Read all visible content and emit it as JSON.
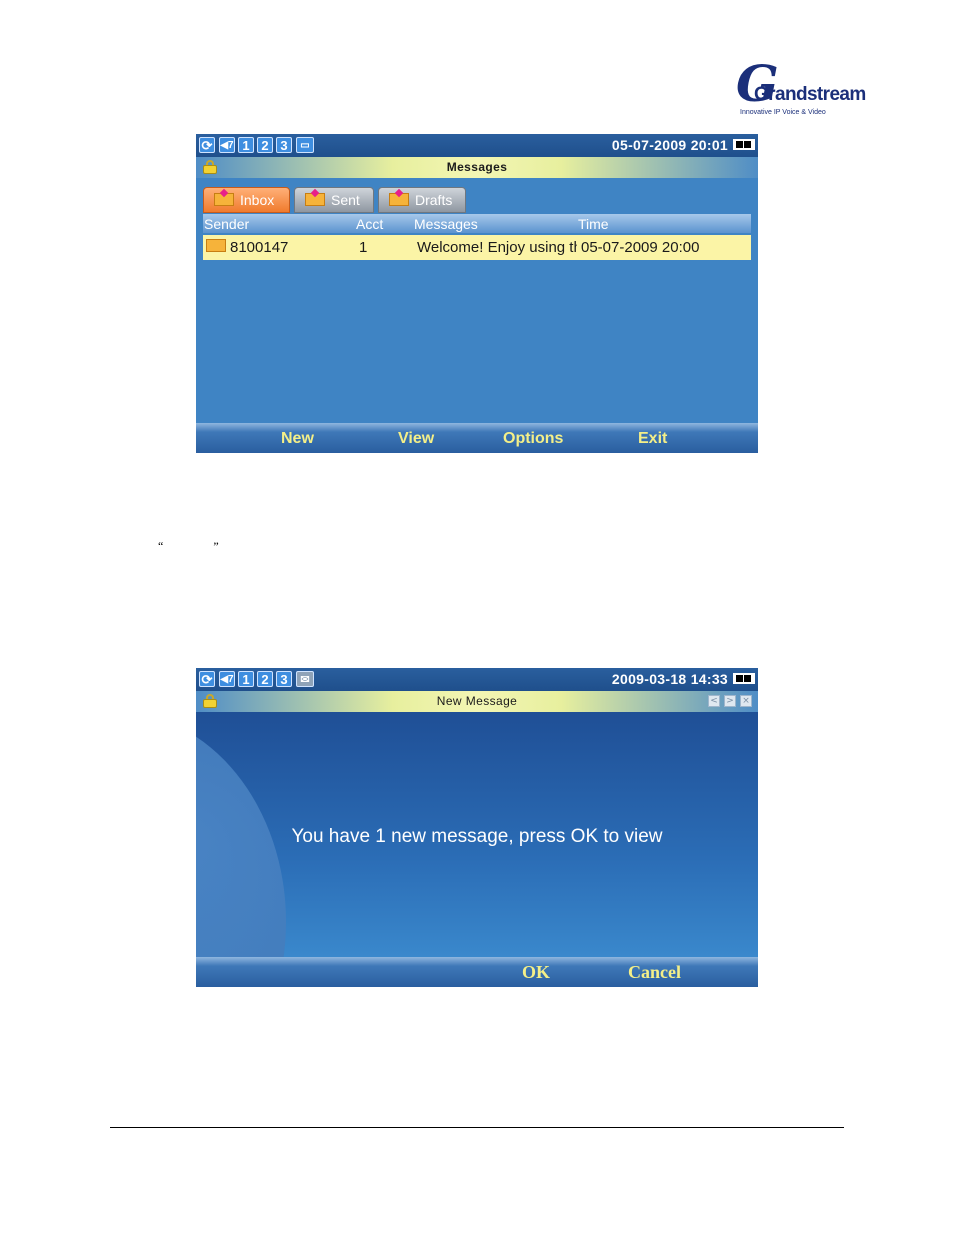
{
  "logo": {
    "brand": "Grandstream",
    "tagline": "Innovative IP Voice & Video"
  },
  "screen1": {
    "status": {
      "icons": [
        "refresh-icon",
        "volume-icon",
        "1",
        "2",
        "3",
        "folder-icon"
      ],
      "datetime": "05-07-2009 20:01"
    },
    "title": "Messages",
    "tabs": [
      {
        "label": "Inbox"
      },
      {
        "label": "Sent"
      },
      {
        "label": "Drafts"
      }
    ],
    "columns": [
      "Sender",
      "Acct",
      "Messages",
      "Time"
    ],
    "rows": [
      {
        "sender": "8100147",
        "acct": "1",
        "message": "Welcome! Enjoy using th",
        "time": "05-07-2009 20:00"
      }
    ],
    "softkeys": [
      "New",
      "View",
      "Options",
      "Exit"
    ]
  },
  "quotes": {
    "open": "“",
    "close": "”"
  },
  "screen2": {
    "status": {
      "icons": [
        "refresh-icon",
        "volume-icon",
        "1",
        "2",
        "3",
        "mail-icon"
      ],
      "datetime": "2009-03-18 14:33"
    },
    "title": "New Message",
    "window_buttons": [
      "<",
      ">",
      "×"
    ],
    "message": "You have 1 new message, press OK to view",
    "softkeys": [
      "OK",
      "Cancel"
    ]
  }
}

▸ **WHAT THIS TASK INVOLVES**
Your task is an exact transcription of all the data, minus the pictures.

▸ **TASK RESPONSE**
Read all visible content and emit it as JSON.
{
  "logo": {
    "brand": "Grandstream",
    "tagline": "Innovative IP Voice & Video"
  },
  "screen1": {
    "status": {
      "icons": [
        "refresh-icon",
        "volume-icon",
        "1",
        "2",
        "3",
        "folder-icon"
      ],
      "datetime": "05-07-2009 20:01"
    },
    "title": "Messages",
    "tabs": [
      {
        "label": "Inbox"
      },
      {
        "label": "Sent"
      },
      {
        "label": "Drafts"
      }
    ],
    "columns": [
      "Sender",
      "Acct",
      "Messages",
      "Time"
    ],
    "rows": [
      {
        "sender": "8100147",
        "acct": "1",
        "message": "Welcome! Enjoy using th",
        "time": "05-07-2009 20:00"
      }
    ],
    "softkeys": [
      "New",
      "View",
      "Options",
      "Exit"
    ]
  },
  "quotes": {
    "open": "“",
    "close": "”"
  },
  "screen2": {
    "status": {
      "icons": [
        "refresh-icon",
        "volume-icon",
        "1",
        "2",
        "3",
        "mail-icon"
      ],
      "datetime": "2009-03-18 14:33"
    },
    "title": "New Message",
    "window_buttons": [
      "<",
      ">",
      "×"
    ],
    "message": "You have 1 new message, press OK to view",
    "softkeys": [
      "OK",
      "Cancel"
    ]
  }
}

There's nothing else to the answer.